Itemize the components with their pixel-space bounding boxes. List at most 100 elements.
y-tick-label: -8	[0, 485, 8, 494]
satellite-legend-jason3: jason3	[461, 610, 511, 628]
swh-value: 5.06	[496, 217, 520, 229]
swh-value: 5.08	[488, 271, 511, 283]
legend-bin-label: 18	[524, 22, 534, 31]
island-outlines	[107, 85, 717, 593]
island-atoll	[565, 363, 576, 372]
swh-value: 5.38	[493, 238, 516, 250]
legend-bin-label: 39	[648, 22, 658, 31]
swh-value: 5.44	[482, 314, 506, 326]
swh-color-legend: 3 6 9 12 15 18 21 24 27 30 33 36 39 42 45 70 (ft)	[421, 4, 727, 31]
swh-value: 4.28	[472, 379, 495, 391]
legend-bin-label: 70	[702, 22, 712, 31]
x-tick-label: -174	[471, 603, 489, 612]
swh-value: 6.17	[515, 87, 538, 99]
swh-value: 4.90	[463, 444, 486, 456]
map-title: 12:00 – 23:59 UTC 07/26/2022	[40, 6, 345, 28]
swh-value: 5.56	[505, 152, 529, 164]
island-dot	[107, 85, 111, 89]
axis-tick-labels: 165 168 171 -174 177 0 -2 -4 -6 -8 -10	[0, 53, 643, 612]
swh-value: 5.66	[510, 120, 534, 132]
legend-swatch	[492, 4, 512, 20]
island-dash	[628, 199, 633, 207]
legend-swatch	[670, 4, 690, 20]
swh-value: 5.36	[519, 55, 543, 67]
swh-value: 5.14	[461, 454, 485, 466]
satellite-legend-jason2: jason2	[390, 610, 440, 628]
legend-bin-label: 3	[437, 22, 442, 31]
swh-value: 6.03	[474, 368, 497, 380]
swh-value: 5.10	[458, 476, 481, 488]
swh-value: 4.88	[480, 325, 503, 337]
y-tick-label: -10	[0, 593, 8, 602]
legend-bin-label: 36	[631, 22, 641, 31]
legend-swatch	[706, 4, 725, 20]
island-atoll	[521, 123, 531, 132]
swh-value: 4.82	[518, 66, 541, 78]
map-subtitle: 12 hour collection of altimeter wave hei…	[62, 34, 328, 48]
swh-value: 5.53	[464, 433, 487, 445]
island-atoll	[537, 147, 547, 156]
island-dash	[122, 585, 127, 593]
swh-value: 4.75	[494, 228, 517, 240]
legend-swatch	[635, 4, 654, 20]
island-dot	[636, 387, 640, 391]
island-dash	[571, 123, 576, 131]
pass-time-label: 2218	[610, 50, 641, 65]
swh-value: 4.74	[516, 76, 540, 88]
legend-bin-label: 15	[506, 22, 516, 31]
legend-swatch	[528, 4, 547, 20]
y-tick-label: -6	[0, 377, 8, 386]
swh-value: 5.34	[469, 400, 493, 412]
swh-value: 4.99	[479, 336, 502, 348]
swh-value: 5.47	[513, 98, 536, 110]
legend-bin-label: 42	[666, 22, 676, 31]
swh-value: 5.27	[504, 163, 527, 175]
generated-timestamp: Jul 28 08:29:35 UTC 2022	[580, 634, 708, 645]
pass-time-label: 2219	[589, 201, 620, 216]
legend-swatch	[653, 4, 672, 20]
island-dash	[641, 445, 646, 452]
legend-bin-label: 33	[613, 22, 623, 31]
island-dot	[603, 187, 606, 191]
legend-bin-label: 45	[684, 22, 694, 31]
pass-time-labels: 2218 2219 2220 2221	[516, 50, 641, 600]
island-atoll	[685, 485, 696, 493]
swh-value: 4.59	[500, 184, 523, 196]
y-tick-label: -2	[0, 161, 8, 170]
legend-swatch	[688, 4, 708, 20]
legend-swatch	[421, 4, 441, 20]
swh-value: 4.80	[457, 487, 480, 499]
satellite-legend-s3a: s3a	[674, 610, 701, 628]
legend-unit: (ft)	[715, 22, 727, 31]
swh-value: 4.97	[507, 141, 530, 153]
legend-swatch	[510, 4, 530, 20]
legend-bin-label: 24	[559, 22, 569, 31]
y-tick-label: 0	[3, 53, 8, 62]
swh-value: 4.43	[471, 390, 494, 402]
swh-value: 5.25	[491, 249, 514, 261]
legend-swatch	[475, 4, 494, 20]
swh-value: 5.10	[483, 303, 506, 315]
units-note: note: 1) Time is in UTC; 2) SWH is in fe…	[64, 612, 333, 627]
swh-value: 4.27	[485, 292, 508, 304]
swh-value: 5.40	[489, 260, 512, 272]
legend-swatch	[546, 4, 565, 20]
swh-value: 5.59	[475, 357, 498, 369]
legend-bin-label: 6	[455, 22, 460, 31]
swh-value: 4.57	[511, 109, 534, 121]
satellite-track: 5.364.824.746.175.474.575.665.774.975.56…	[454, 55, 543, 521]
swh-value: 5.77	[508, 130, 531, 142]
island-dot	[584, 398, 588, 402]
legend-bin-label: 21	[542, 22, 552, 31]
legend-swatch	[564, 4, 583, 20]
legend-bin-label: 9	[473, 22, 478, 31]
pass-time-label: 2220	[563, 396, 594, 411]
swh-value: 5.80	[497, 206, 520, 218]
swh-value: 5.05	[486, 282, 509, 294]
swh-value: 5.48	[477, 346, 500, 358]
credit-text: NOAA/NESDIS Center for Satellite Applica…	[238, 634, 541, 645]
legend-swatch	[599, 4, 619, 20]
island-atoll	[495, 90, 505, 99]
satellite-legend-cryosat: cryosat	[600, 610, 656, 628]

---

§ Your task
Rewrite the lines above with "swh-value" changed to "wave-height-value" everywhere it occurs. Keep everything else the same.

§ Exercise response
Itemize the components with their pixel-space bounding boxes. List at most 100 elements.
y-tick-label: -8	[0, 485, 8, 494]
satellite-legend-jason3: jason3	[461, 610, 511, 628]
wave-height-value: 5.06	[496, 217, 520, 229]
wave-height-value: 5.08	[488, 271, 511, 283]
legend-bin-label: 18	[524, 22, 534, 31]
island-outlines	[107, 85, 717, 593]
island-atoll	[565, 363, 576, 372]
wave-height-value: 5.38	[493, 238, 516, 250]
legend-bin-label: 39	[648, 22, 658, 31]
wave-height-value: 5.44	[482, 314, 506, 326]
swh-color-legend: 3 6 9 12 15 18 21 24 27 30 33 36 39 42 45 70 (ft)	[421, 4, 727, 31]
wave-height-value: 4.28	[472, 379, 495, 391]
legend-bin-label: 70	[702, 22, 712, 31]
x-tick-label: -174	[471, 603, 489, 612]
wave-height-value: 6.17	[515, 87, 538, 99]
wave-height-value: 4.90	[463, 444, 486, 456]
map-title: 12:00 – 23:59 UTC 07/26/2022	[40, 6, 345, 28]
wave-height-value: 5.56	[505, 152, 529, 164]
island-dot	[107, 85, 111, 89]
axis-tick-labels: 165 168 171 -174 177 0 -2 -4 -6 -8 -10	[0, 53, 643, 612]
wave-height-value: 5.66	[510, 120, 534, 132]
legend-swatch	[492, 4, 512, 20]
island-dash	[628, 199, 633, 207]
legend-swatch	[670, 4, 690, 20]
wave-height-value: 5.36	[519, 55, 543, 67]
wave-height-value: 5.14	[461, 454, 485, 466]
satellite-legend-jason2: jason2	[390, 610, 440, 628]
legend-bin-label: 3	[437, 22, 442, 31]
wave-height-value: 6.03	[474, 368, 497, 380]
wave-height-value: 5.10	[458, 476, 481, 488]
wave-height-value: 4.88	[480, 325, 503, 337]
y-tick-label: -10	[0, 593, 8, 602]
legend-bin-label: 36	[631, 22, 641, 31]
legend-swatch	[706, 4, 725, 20]
island-atoll	[521, 123, 531, 132]
wave-height-value: 4.82	[518, 66, 541, 78]
map-subtitle: 12 hour collection of altimeter wave hei…	[62, 34, 328, 48]
wave-height-value: 5.53	[464, 433, 487, 445]
island-atoll	[537, 147, 547, 156]
island-dash	[122, 585, 127, 593]
wave-height-value: 4.75	[494, 228, 517, 240]
legend-swatch	[635, 4, 654, 20]
island-dot	[636, 387, 640, 391]
island-dash	[571, 123, 576, 131]
pass-time-label: 2218	[610, 50, 641, 65]
wave-height-value: 4.74	[516, 76, 540, 88]
legend-bin-label: 15	[506, 22, 516, 31]
legend-swatch	[528, 4, 547, 20]
y-tick-label: -6	[0, 377, 8, 386]
wave-height-value: 5.34	[469, 400, 493, 412]
wave-height-value: 4.99	[479, 336, 502, 348]
wave-height-value: 5.47	[513, 98, 536, 110]
legend-bin-label: 42	[666, 22, 676, 31]
wave-height-value: 5.27	[504, 163, 527, 175]
generated-timestamp: Jul 28 08:29:35 UTC 2022	[580, 634, 708, 645]
pass-time-label: 2219	[589, 201, 620, 216]
legend-swatch	[653, 4, 672, 20]
island-dash	[641, 445, 646, 452]
legend-bin-label: 33	[613, 22, 623, 31]
island-dot	[603, 187, 606, 191]
legend-bin-label: 45	[684, 22, 694, 31]
pass-time-labels: 2218 2219 2220 2221	[516, 50, 641, 600]
island-atoll	[685, 485, 696, 493]
wave-height-value: 4.59	[500, 184, 523, 196]
y-tick-label: -2	[0, 161, 8, 170]
legend-swatch	[688, 4, 708, 20]
legend-swatch	[421, 4, 441, 20]
wave-height-value: 4.80	[457, 487, 480, 499]
satellite-legend-s3a: s3a	[674, 610, 701, 628]
legend-unit: (ft)	[715, 22, 727, 31]
wave-height-value: 4.97	[507, 141, 530, 153]
legend-swatch	[510, 4, 530, 20]
legend-bin-label: 24	[559, 22, 569, 31]
y-tick-label: 0	[3, 53, 8, 62]
wave-height-value: 4.43	[471, 390, 494, 402]
wave-height-value: 5.25	[491, 249, 514, 261]
legend-swatch	[475, 4, 494, 20]
wave-height-value: 5.10	[483, 303, 506, 315]
units-note: note: 1) Time is in UTC; 2) SWH is in fe…	[64, 612, 333, 627]
wave-height-value: 4.27	[485, 292, 508, 304]
wave-height-value: 5.40	[489, 260, 512, 272]
legend-swatch	[546, 4, 565, 20]
wave-height-value: 5.59	[475, 357, 498, 369]
legend-bin-label: 6	[455, 22, 460, 31]
wave-height-value: 4.57	[511, 109, 534, 121]
satellite-track: 5.364.824.746.175.474.575.665.774.975.56…	[454, 55, 543, 521]
wave-height-value: 5.77	[508, 130, 531, 142]
island-dot	[584, 398, 588, 402]
legend-bin-label: 21	[542, 22, 552, 31]
legend-swatch	[564, 4, 583, 20]
legend-bin-label: 9	[473, 22, 478, 31]
pass-time-label: 2220	[563, 396, 594, 411]
wave-height-value: 5.80	[497, 206, 520, 218]
wave-height-value: 5.05	[486, 282, 509, 294]
wave-height-value: 5.48	[477, 346, 500, 358]
credit-text: NOAA/NESDIS Center for Satellite Applica…	[238, 634, 541, 645]
legend-swatch	[599, 4, 619, 20]
island-atoll	[495, 90, 505, 99]
satellite-legend-cryosat: cryosat	[600, 610, 656, 628]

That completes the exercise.